Task objective
Write out each line of the listing as it stands, without the images.

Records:
Begin

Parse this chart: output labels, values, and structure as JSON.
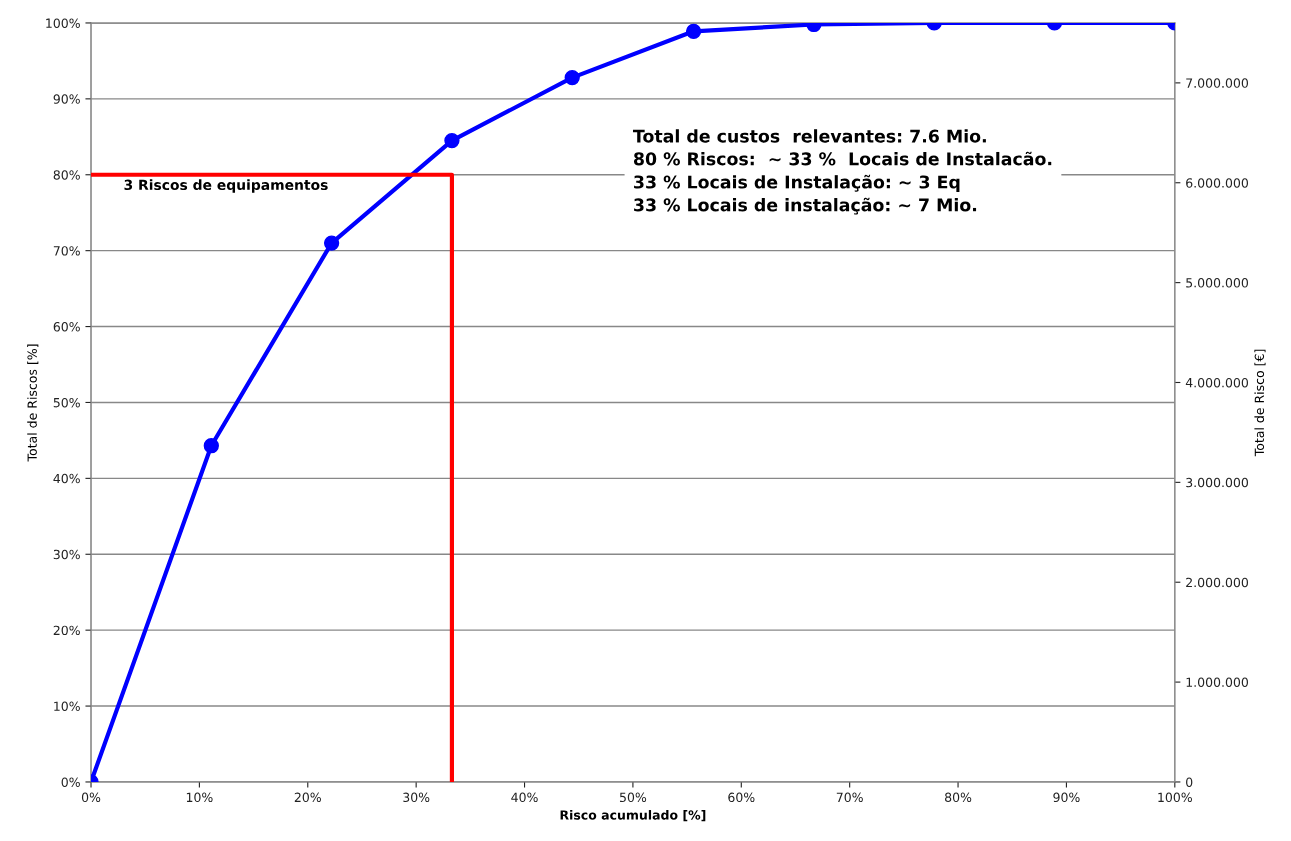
{
  "chart_data": {
    "type": "line",
    "xlabel": "Risco acumulado [%]",
    "ylabel": "Total de Riscos [%]",
    "y2label": "Total de Risco [€]",
    "series": [
      {
        "color": "#0000ff",
        "marker": "circle",
        "x": [
          0,
          11.1,
          22.2,
          33.3,
          44.4,
          55.6,
          66.7,
          77.8,
          88.9,
          100
        ],
        "values": [
          0,
          44.3,
          71.0,
          84.5,
          92.8,
          98.9,
          99.8,
          100,
          100,
          100
        ]
      },
      {
        "color": "#ff0000",
        "marker": "none",
        "x": [
          0,
          33.3,
          33.3
        ],
        "values": [
          80,
          80,
          0
        ]
      }
    ],
    "xlim": [
      0,
      100
    ],
    "ylim": [
      0,
      100
    ],
    "y2lim": [
      0,
      7600000
    ],
    "xticks": [
      {
        "value": 0,
        "label": "0%"
      },
      {
        "value": 10,
        "label": "10%"
      },
      {
        "value": 20,
        "label": "20%"
      },
      {
        "value": 30,
        "label": "30%"
      },
      {
        "value": 40,
        "label": "40%"
      },
      {
        "value": 50,
        "label": "50%"
      },
      {
        "value": 60,
        "label": "60%"
      },
      {
        "value": 70,
        "label": "70%"
      },
      {
        "value": 80,
        "label": "80%"
      },
      {
        "value": 90,
        "label": "90%"
      },
      {
        "value": 100,
        "label": "100%"
      }
    ],
    "yticks": [
      {
        "value": 0,
        "label": "0%"
      },
      {
        "value": 10,
        "label": "10%"
      },
      {
        "value": 20,
        "label": "20%"
      },
      {
        "value": 30,
        "label": "30%"
      },
      {
        "value": 40,
        "label": "40%"
      },
      {
        "value": 50,
        "label": "50%"
      },
      {
        "value": 60,
        "label": "60%"
      },
      {
        "value": 70,
        "label": "70%"
      },
      {
        "value": 80,
        "label": "80%"
      },
      {
        "value": 90,
        "label": "90%"
      },
      {
        "value": 100,
        "label": "100%"
      }
    ],
    "y2ticks": [
      0,
      {
        "value": 1000000,
        "label": "1.000.000"
      },
      {
        "value": 2000000,
        "label": "2.000.000"
      },
      {
        "value": 3000000,
        "label": "3.000.000"
      },
      {
        "value": 4000000,
        "label": "4.000.000"
      },
      {
        "value": 5000000,
        "label": "5.000.000"
      },
      {
        "value": 6000000,
        "label": "6.000.000"
      },
      {
        "value": 7000000,
        "label": "7.000.000"
      }
    ],
    "grid": "y",
    "annotations": [
      {
        "text": "3 Riscos de equipamentos",
        "x": 3,
        "y": 80
      },
      "Total de custos  relevantes: 7.6 Mio.\n80 % Riscos:  ~ 33 %  Locais de Instalacão.\n33 % Locais de Instalação: ~ 3 Eq\n33 % Locais de instalação: ~ 7 Mio."
    ]
  }
}
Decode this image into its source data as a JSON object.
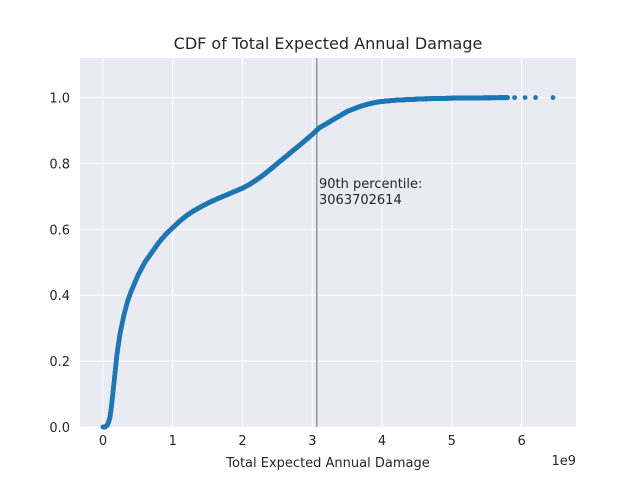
{
  "chart_data": {
    "type": "scatter",
    "title": "CDF of Total Expected Annual Damage",
    "xlabel": "Total Expected Annual Damage",
    "ylabel": "",
    "x_scale_label": "1e9",
    "x_scale": 1000000000,
    "xlim": [
      -0.33,
      6.78
    ],
    "ylim": [
      0.0,
      1.12
    ],
    "xticks": [
      0,
      1,
      2,
      3,
      4,
      5,
      6
    ],
    "xtick_labels": [
      "0",
      "1",
      "2",
      "3",
      "4",
      "5",
      "6"
    ],
    "yticks": [
      0.0,
      0.2,
      0.4,
      0.6,
      0.8,
      1.0
    ],
    "ytick_labels": [
      "0.0",
      "0.2",
      "0.4",
      "0.6",
      "0.8",
      "1.0"
    ],
    "grid": true,
    "legend": "none",
    "colors": {
      "points": "#1f77b4",
      "background": "#eaeaf2",
      "grid": "#ffffff",
      "vline": "#999999"
    },
    "series": [
      {
        "x": [
          0.0,
          0.03,
          0.06,
          0.08,
          0.1,
          0.12,
          0.14,
          0.16,
          0.18,
          0.2,
          0.22,
          0.25,
          0.3,
          0.35,
          0.4,
          0.5,
          0.6,
          0.7,
          0.8,
          0.9,
          1.0,
          1.1,
          1.2,
          1.3,
          1.4,
          1.5,
          1.6,
          1.7,
          1.8,
          1.9,
          2.0,
          2.1,
          2.2,
          2.3,
          2.4,
          2.5,
          2.6,
          2.7,
          2.8,
          2.9,
          3.0,
          3.06,
          3.1,
          3.2,
          3.3,
          3.4,
          3.5,
          3.6,
          3.7,
          3.8,
          3.9,
          4.0,
          4.2,
          4.4,
          4.6,
          4.8,
          5.0,
          5.2,
          5.4,
          5.6,
          5.7,
          5.8,
          5.9,
          6.05,
          6.2,
          6.45
        ],
        "y": [
          0.0,
          0.0,
          0.005,
          0.015,
          0.03,
          0.06,
          0.1,
          0.14,
          0.18,
          0.22,
          0.25,
          0.29,
          0.34,
          0.38,
          0.41,
          0.46,
          0.5,
          0.53,
          0.56,
          0.585,
          0.605,
          0.625,
          0.642,
          0.656,
          0.668,
          0.679,
          0.689,
          0.698,
          0.707,
          0.716,
          0.725,
          0.736,
          0.75,
          0.765,
          0.782,
          0.8,
          0.817,
          0.835,
          0.852,
          0.87,
          0.888,
          0.9,
          0.908,
          0.92,
          0.933,
          0.945,
          0.958,
          0.966,
          0.974,
          0.98,
          0.985,
          0.988,
          0.992,
          0.994,
          0.996,
          0.997,
          0.998,
          0.9985,
          0.999,
          0.9993,
          0.9995,
          0.9996,
          0.9997,
          0.9998,
          0.9999,
          1.0
        ]
      }
    ],
    "vline": {
      "x": 3.063702614,
      "annotation": [
        "90th percentile:",
        "3063702614"
      ]
    }
  }
}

End

Answer
Parse this chart: output labels, values, and structure as JSON.
{
  "chart_data": {
    "type": "line",
    "xlabel": "Risco acumulado [%]",
    "ylabel": "Total de Riscos [%]",
    "y2label": "Total de Risco [€]",
    "series": [
      {
        "color": "#0000ff",
        "marker": "circle",
        "x": [
          0,
          11.1,
          22.2,
          33.3,
          44.4,
          55.6,
          66.7,
          77.8,
          88.9,
          100
        ],
        "values": [
          0,
          44.3,
          71.0,
          84.5,
          92.8,
          98.9,
          99.8,
          100,
          100,
          100
        ]
      },
      {
        "color": "#ff0000",
        "marker": "none",
        "x": [
          0,
          33.3,
          33.3
        ],
        "values": [
          80,
          80,
          0
        ]
      }
    ],
    "xlim": [
      0,
      100
    ],
    "ylim": [
      0,
      100
    ],
    "y2lim": [
      0,
      7600000
    ],
    "xticks": [
      {
        "value": 0,
        "label": "0%"
      },
      {
        "value": 10,
        "label": "10%"
      },
      {
        "value": 20,
        "label": "20%"
      },
      {
        "value": 30,
        "label": "30%"
      },
      {
        "value": 40,
        "label": "40%"
      },
      {
        "value": 50,
        "label": "50%"
      },
      {
        "value": 60,
        "label": "60%"
      },
      {
        "value": 70,
        "label": "70%"
      },
      {
        "value": 80,
        "label": "80%"
      },
      {
        "value": 90,
        "label": "90%"
      },
      {
        "value": 100,
        "label": "100%"
      }
    ],
    "yticks": [
      {
        "value": 0,
        "label": "0%"
      },
      {
        "value": 10,
        "label": "10%"
      },
      {
        "value": 20,
        "label": "20%"
      },
      {
        "value": 30,
        "label": "30%"
      },
      {
        "value": 40,
        "label": "40%"
      },
      {
        "value": 50,
        "label": "50%"
      },
      {
        "value": 60,
        "label": "60%"
      },
      {
        "value": 70,
        "label": "70%"
      },
      {
        "value": 80,
        "label": "80%"
      },
      {
        "value": 90,
        "label": "90%"
      },
      {
        "value": 100,
        "label": "100%"
      }
    ],
    "y2ticks": [
      0,
      {
        "value": 1000000,
        "label": "1.000.000"
      },
      {
        "value": 2000000,
        "label": "2.000.000"
      },
      {
        "value": 3000000,
        "label": "3.000.000"
      },
      {
        "value": 4000000,
        "label": "4.000.000"
      },
      {
        "value": 5000000,
        "label": "5.000.000"
      },
      {
        "value": 6000000,
        "label": "6.000.000"
      },
      {
        "value": 7000000,
        "label": "7.000.000"
      }
    ],
    "grid": "y",
    "annotations": [
      {
        "text": "3 Riscos de equipamentos",
        "x": 3,
        "y": 80
      },
      "Total de custos  relevantes: 7.6 Mio.\n80 % Riscos:  ~ 33 %  Locais de Instalacão.\n33 % Locais de Instalação: ~ 3 Eq\n33 % Locais de instalação: ~ 7 Mio."
    ]
  }
}
Decode this image into its source data as a JSON object.
{
  "chart_data": {
    "type": "scatter",
    "title": "CDF of Total Expected Annual Damage",
    "xlabel": "Total Expected Annual Damage",
    "ylabel": "",
    "x_scale_label": "1e9",
    "x_scale": 1000000000,
    "xlim": [
      -0.33,
      6.78
    ],
    "ylim": [
      0.0,
      1.12
    ],
    "xticks": [
      0,
      1,
      2,
      3,
      4,
      5,
      6
    ],
    "xtick_labels": [
      "0",
      "1",
      "2",
      "3",
      "4",
      "5",
      "6"
    ],
    "yticks": [
      0.0,
      0.2,
      0.4,
      0.6,
      0.8,
      1.0
    ],
    "ytick_labels": [
      "0.0",
      "0.2",
      "0.4",
      "0.6",
      "0.8",
      "1.0"
    ],
    "grid": true,
    "legend": "none",
    "colors": {
      "points": "#1f77b4",
      "background": "#eaeaf2",
      "grid": "#ffffff",
      "vline": "#999999"
    },
    "series": [
      {
        "x": [
          0.0,
          0.03,
          0.06,
          0.08,
          0.1,
          0.12,
          0.14,
          0.16,
          0.18,
          0.2,
          0.22,
          0.25,
          0.3,
          0.35,
          0.4,
          0.5,
          0.6,
          0.7,
          0.8,
          0.9,
          1.0,
          1.1,
          1.2,
          1.3,
          1.4,
          1.5,
          1.6,
          1.7,
          1.8,
          1.9,
          2.0,
          2.1,
          2.2,
          2.3,
          2.4,
          2.5,
          2.6,
          2.7,
          2.8,
          2.9,
          3.0,
          3.06,
          3.1,
          3.2,
          3.3,
          3.4,
          3.5,
          3.6,
          3.7,
          3.8,
          3.9,
          4.0,
          4.2,
          4.4,
          4.6,
          4.8,
          5.0,
          5.2,
          5.4,
          5.6,
          5.7,
          5.8,
          5.9,
          6.05,
          6.2,
          6.45
        ],
        "y": [
          0.0,
          0.0,
          0.005,
          0.015,
          0.03,
          0.06,
          0.1,
          0.14,
          0.18,
          0.22,
          0.25,
          0.29,
          0.34,
          0.38,
          0.41,
          0.46,
          0.5,
          0.53,
          0.56,
          0.585,
          0.605,
          0.625,
          0.642,
          0.656,
          0.668,
          0.679,
          0.689,
          0.698,
          0.707,
          0.716,
          0.725,
          0.736,
          0.75,
          0.765,
          0.782,
          0.8,
          0.817,
          0.835,
          0.852,
          0.87,
          0.888,
          0.9,
          0.908,
          0.92,
          0.933,
          0.945,
          0.958,
          0.966,
          0.974,
          0.98,
          0.985,
          0.988,
          0.992,
          0.994,
          0.996,
          0.997,
          0.998,
          0.9985,
          0.999,
          0.9993,
          0.9995,
          0.9996,
          0.9997,
          0.9998,
          0.9999,
          1.0
        ]
      }
    ],
    "vline": {
      "x": 3.063702614,
      "annotation": [
        "90th percentile:",
        "3063702614"
      ]
    }
  }
}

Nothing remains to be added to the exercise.